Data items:
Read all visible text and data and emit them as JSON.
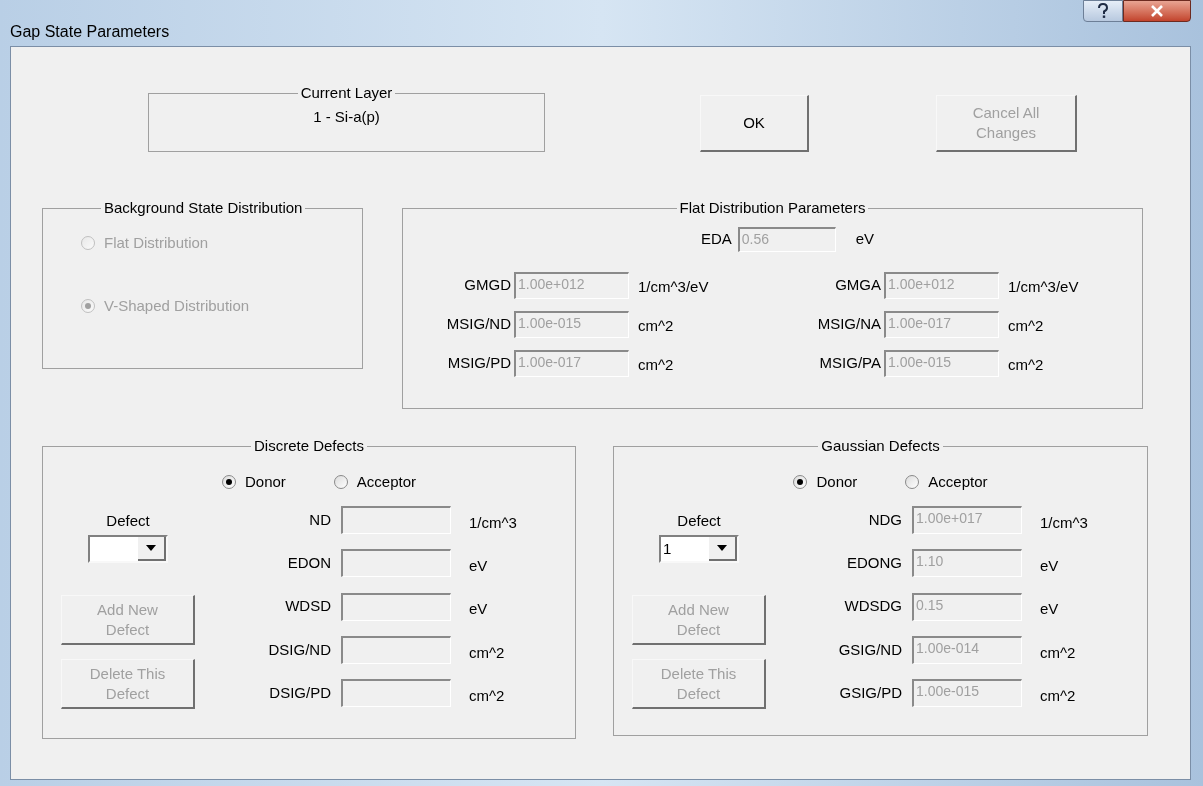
{
  "window": {
    "title": "Gap State Parameters"
  },
  "current_layer": {
    "title": "Current Layer",
    "value": "1 - Si-a(p)"
  },
  "buttons": [
    {
      "label": "OK",
      "disabled": false
    },
    {
      "label": "Cancel All Changes",
      "disabled": true
    }
  ],
  "background": {
    "title": "Background State Distribution",
    "disabled": true,
    "options": [
      {
        "label": "Flat Distribution",
        "selected": false
      },
      {
        "label": "V-Shaped Distribution",
        "selected": true
      }
    ]
  },
  "flat": {
    "title": "Flat Distribution Parameters",
    "eda": {
      "label": "EDA",
      "value": "0.56",
      "unit": "eV",
      "disabled": true
    },
    "fields": [
      {
        "label": "GMGD",
        "value": "1.00e+012",
        "unit": "1/cm^3/eV",
        "disabled": true
      },
      {
        "label": "GMGA",
        "value": "1.00e+012",
        "unit": "1/cm^3/eV",
        "disabled": true
      },
      {
        "label": "MSIG/ND",
        "value": "1.00e-015",
        "unit": "cm^2",
        "disabled": true
      },
      {
        "label": "MSIG/NA",
        "value": "1.00e-017",
        "unit": "cm^2",
        "disabled": true
      },
      {
        "label": "MSIG/PD",
        "value": "1.00e-017",
        "unit": "cm^2",
        "disabled": true
      },
      {
        "label": "MSIG/PA",
        "value": "1.00e-015",
        "unit": "cm^2",
        "disabled": true
      }
    ]
  },
  "defect_groups": [
    {
      "title": "Discrete Defects",
      "types": [
        {
          "label": "Donor",
          "selected": true
        },
        {
          "label": "Acceptor",
          "selected": false
        }
      ],
      "defect": {
        "label": "Defect"
      },
      "buttons": [
        {
          "label": "Add New Defect",
          "disabled": true
        },
        {
          "label": "Delete This Defect",
          "disabled": true
        }
      ],
      "fields": [
        {
          "label": "ND",
          "unit": "1/cm^3",
          "disabled": true
        },
        {
          "label": "EDON",
          "unit": "eV",
          "disabled": true
        },
        {
          "label": "WDSD",
          "unit": "eV",
          "disabled": true
        },
        {
          "label": "DSIG/ND",
          "unit": "cm^2",
          "disabled": true
        },
        {
          "label": "DSIG/PD",
          "unit": "cm^2",
          "disabled": true
        }
      ]
    },
    {
      "title": "Gaussian Defects",
      "types": [
        {
          "label": "Donor",
          "selected": true
        },
        {
          "label": "Acceptor",
          "selected": false
        }
      ],
      "defect": {
        "label": "Defect",
        "value": "1"
      },
      "buttons": [
        {
          "label": "Add New Defect",
          "disabled": true
        },
        {
          "label": "Delete This Defect",
          "disabled": true
        }
      ],
      "fields": [
        {
          "label": "NDG",
          "value": "1.00e+017",
          "unit": "1/cm^3",
          "disabled": true
        },
        {
          "label": "EDONG",
          "value": "1.10",
          "unit": "eV",
          "disabled": true
        },
        {
          "label": "WDSDG",
          "value": "0.15",
          "unit": "eV",
          "disabled": true
        },
        {
          "label": "GSIG/ND",
          "value": "1.00e-014",
          "unit": "cm^2",
          "disabled": true
        },
        {
          "label": "GSIG/PD",
          "value": "1.00e-015",
          "unit": "cm^2",
          "disabled": true
        }
      ]
    }
  ]
}
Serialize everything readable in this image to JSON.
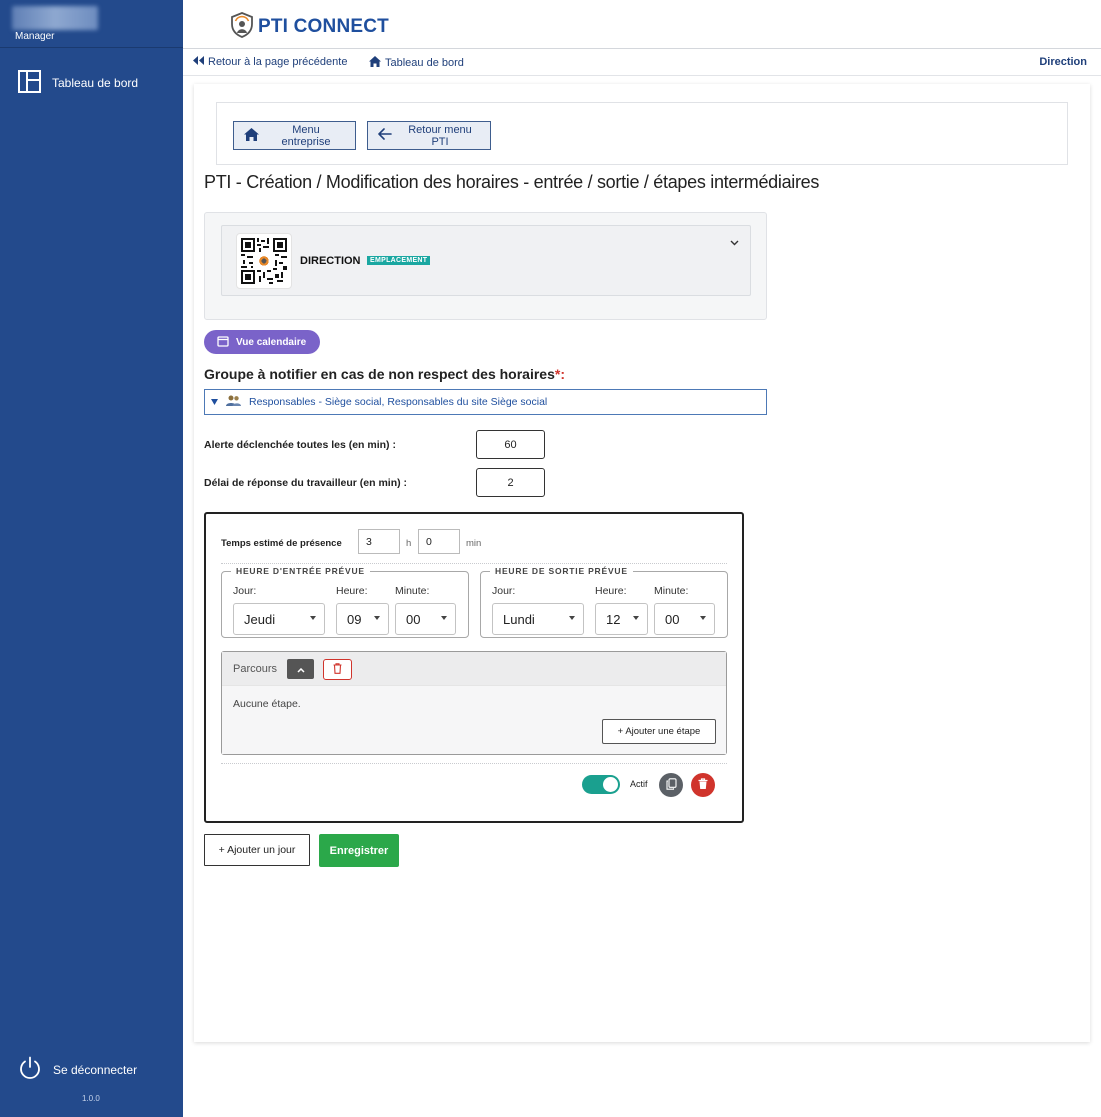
{
  "sidebar": {
    "role": "Manager",
    "nav_item": "Tableau de bord",
    "logout": "Se déconnecter",
    "version": "1.0.0"
  },
  "header": {
    "brand": "PTI CONNECT"
  },
  "breadcrumb": {
    "back": "Retour à la page précédente",
    "dashboard": "Tableau de bord",
    "current": "Direction"
  },
  "buttons": {
    "menu_entreprise": "Menu entreprise",
    "retour_menu_pti": "Retour menu PTI"
  },
  "page": {
    "title": "PTI - Création / Modification des horaires - entrée / sortie / étapes intermédiaires"
  },
  "location": {
    "name": "DIRECTION",
    "badge": "EMPLACEMENT"
  },
  "calendar_button": "Vue calendaire",
  "notify_group": {
    "label": "Groupe à notifier en cas de non respect des horaires",
    "required_mark": "*",
    "colon": ":",
    "selected": "Responsables - Siège social, Responsables du site Siège social"
  },
  "alert": {
    "interval_label": "Alerte déclenchée toutes les (en min) :",
    "interval_value": "60",
    "response_label": "Délai de réponse du travailleur (en min) :",
    "response_value": "2"
  },
  "schedule": {
    "estimated_label": "Temps estimé de présence",
    "hours_value": "3",
    "hours_unit": "h",
    "minutes_value": "0",
    "minutes_unit": "min",
    "entry": {
      "legend": "HEURE D'ENTRÉE PRÉVUE",
      "day_label": "Jour:",
      "hour_label": "Heure:",
      "minute_label": "Minute:",
      "day": "Jeudi",
      "hour": "09",
      "minute": "00"
    },
    "exit": {
      "legend": "HEURE DE SORTIE PRÉVUE",
      "day_label": "Jour:",
      "hour_label": "Heure:",
      "minute_label": "Minute:",
      "day": "Lundi",
      "hour": "12",
      "minute": "00"
    },
    "route": {
      "title": "Parcours",
      "empty": "Aucune étape.",
      "add_step": "+ Ajouter une étape"
    },
    "active_label": "Actif",
    "active": true
  },
  "actions": {
    "add_day": "+ Ajouter un jour",
    "save": "Enregistrer"
  },
  "colors": {
    "sidebar": "#234a8c",
    "brand": "#1f4f9e",
    "badge": "#1aa7a1",
    "calendar": "#7a63c9",
    "toggle": "#1aa08f",
    "save": "#2ba84a",
    "danger": "#d0342c"
  }
}
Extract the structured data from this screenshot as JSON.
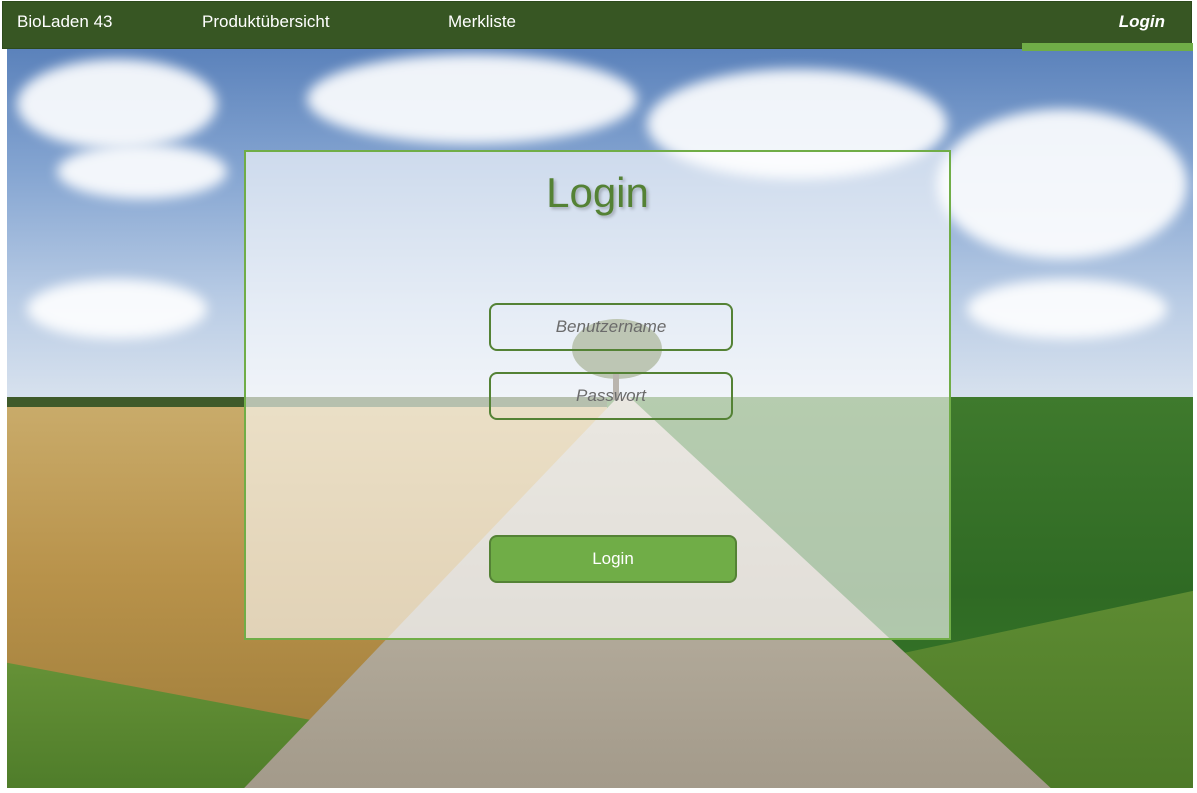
{
  "nav": {
    "brand": "BioLaden 43",
    "products": "Produktübersicht",
    "wishlist": "Merkliste",
    "login": "Login"
  },
  "login_form": {
    "title": "Login",
    "username_placeholder": "Benutzername",
    "password_placeholder": "Passwort",
    "submit_label": "Login"
  },
  "colors": {
    "nav_background": "#375623",
    "accent": "#70ad47",
    "title_green": "#548235"
  }
}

### [Instructions to follow]
Go through the listing above and write it out again exactly, dropping the pictures.

### [Completed exercise]
Read all visible text and data and emit them as JSON.
{
  "window": {
    "title": "Gap State Parameters"
  },
  "current_layer": {
    "title": "Current Layer",
    "value": "1 - Si-a(p)"
  },
  "buttons": [
    {
      "label": "OK",
      "disabled": false
    },
    {
      "label": "Cancel All Changes",
      "disabled": true
    }
  ],
  "background": {
    "title": "Background State Distribution",
    "disabled": true,
    "options": [
      {
        "label": "Flat Distribution",
        "selected": false
      },
      {
        "label": "V-Shaped Distribution",
        "selected": true
      }
    ]
  },
  "flat": {
    "title": "Flat Distribution Parameters",
    "eda": {
      "label": "EDA",
      "value": "0.56",
      "unit": "eV",
      "disabled": true
    },
    "fields": [
      {
        "label": "GMGD",
        "value": "1.00e+012",
        "unit": "1/cm^3/eV",
        "disabled": true
      },
      {
        "label": "GMGA",
        "value": "1.00e+012",
        "unit": "1/cm^3/eV",
        "disabled": true
      },
      {
        "label": "MSIG/ND",
        "value": "1.00e-015",
        "unit": "cm^2",
        "disabled": true
      },
      {
        "label": "MSIG/NA",
        "value": "1.00e-017",
        "unit": "cm^2",
        "disabled": true
      },
      {
        "label": "MSIG/PD",
        "value": "1.00e-017",
        "unit": "cm^2",
        "disabled": true
      },
      {
        "label": "MSIG/PA",
        "value": "1.00e-015",
        "unit": "cm^2",
        "disabled": true
      }
    ]
  },
  "defect_groups": [
    {
      "title": "Discrete Defects",
      "types": [
        {
          "label": "Donor",
          "selected": true
        },
        {
          "label": "Acceptor",
          "selected": false
        }
      ],
      "defect": {
        "label": "Defect"
      },
      "buttons": [
        {
          "label": "Add New Defect",
          "disabled": true
        },
        {
          "label": "Delete This Defect",
          "disabled": true
        }
      ],
      "fields": [
        {
          "label": "ND",
          "unit": "1/cm^3",
          "disabled": true
        },
        {
          "label": "EDON",
          "unit": "eV",
          "disabled": true
        },
        {
          "label": "WDSD",
          "unit": "eV",
          "disabled": true
        },
        {
          "label": "DSIG/ND",
          "unit": "cm^2",
          "disabled": true
        },
        {
          "label": "DSIG/PD",
          "unit": "cm^2",
          "disabled": true
        }
      ]
    },
    {
      "title": "Gaussian Defects",
      "types": [
        {
          "label": "Donor",
          "selected": true
        },
        {
          "label": "Acceptor",
          "selected": false
        }
      ],
      "defect": {
        "label": "Defect",
        "value": "1"
      },
      "buttons": [
        {
          "label": "Add New Defect",
          "disabled": true
        },
        {
          "label": "Delete This Defect",
          "disabled": true
        }
      ],
      "fields": [
        {
          "label": "NDG",
          "value": "1.00e+017",
          "unit": "1/cm^3",
          "disabled": true
        },
        {
          "label": "EDONG",
          "value": "1.10",
          "unit": "eV",
          "disabled": true
        },
        {
          "label": "WDSDG",
          "value": "0.15",
          "unit": "eV",
          "disabled": true
        },
        {
          "label": "GSIG/ND",
          "value": "1.00e-014",
          "unit": "cm^2",
          "disabled": true
        },
        {
          "label": "GSIG/PD",
          "value": "1.00e-015",
          "unit": "cm^2",
          "disabled": true
        }
      ]
    }
  ]
}
Serialize everything readable in this image to JSON.
{
  "sidebar": {
    "role": "Manager",
    "nav_item": "Tableau de bord",
    "logout": "Se déconnecter",
    "version": "1.0.0"
  },
  "header": {
    "brand": "PTI CONNECT"
  },
  "breadcrumb": {
    "back": "Retour à la page précédente",
    "dashboard": "Tableau de bord",
    "current": "Direction"
  },
  "buttons": {
    "menu_entreprise": "Menu entreprise",
    "retour_menu_pti": "Retour menu PTI"
  },
  "page": {
    "title": "PTI - Création / Modification des horaires - entrée / sortie / étapes intermédiaires"
  },
  "location": {
    "name": "DIRECTION",
    "badge": "EMPLACEMENT"
  },
  "calendar_button": "Vue calendaire",
  "notify_group": {
    "label": "Groupe à notifier en cas de non respect des horaires",
    "required_mark": "*",
    "colon": ":",
    "selected": "Responsables - Siège social, Responsables du site Siège social"
  },
  "alert": {
    "interval_label": "Alerte déclenchée toutes les (en min) :",
    "interval_value": "60",
    "response_label": "Délai de réponse du travailleur (en min) :",
    "response_value": "2"
  },
  "schedule": {
    "estimated_label": "Temps estimé de présence",
    "hours_value": "3",
    "hours_unit": "h",
    "minutes_value": "0",
    "minutes_unit": "min",
    "entry": {
      "legend": "HEURE D'ENTRÉE PRÉVUE",
      "day_label": "Jour:",
      "hour_label": "Heure:",
      "minute_label": "Minute:",
      "day": "Jeudi",
      "hour": "09",
      "minute": "00"
    },
    "exit": {
      "legend": "HEURE DE SORTIE PRÉVUE",
      "day_label": "Jour:",
      "hour_label": "Heure:",
      "minute_label": "Minute:",
      "day": "Lundi",
      "hour": "12",
      "minute": "00"
    },
    "route": {
      "title": "Parcours",
      "empty": "Aucune étape.",
      "add_step": "+ Ajouter une étape"
    },
    "active_label": "Actif",
    "active": true
  },
  "actions": {
    "add_day": "+ Ajouter un jour",
    "save": "Enregistrer"
  },
  "colors": {
    "sidebar": "#234a8c",
    "brand": "#1f4f9e",
    "badge": "#1aa7a1",
    "calendar": "#7a63c9",
    "toggle": "#1aa08f",
    "save": "#2ba84a",
    "danger": "#d0342c"
  }
}
Extract the structured data from this screenshot as JSON.
{
  "nav": {
    "brand": "BioLaden 43",
    "products": "Produktübersicht",
    "wishlist": "Merkliste",
    "login": "Login"
  },
  "login_form": {
    "title": "Login",
    "username_placeholder": "Benutzername",
    "password_placeholder": "Passwort",
    "submit_label": "Login"
  },
  "colors": {
    "nav_background": "#375623",
    "accent": "#70ad47",
    "title_green": "#548235"
  }
}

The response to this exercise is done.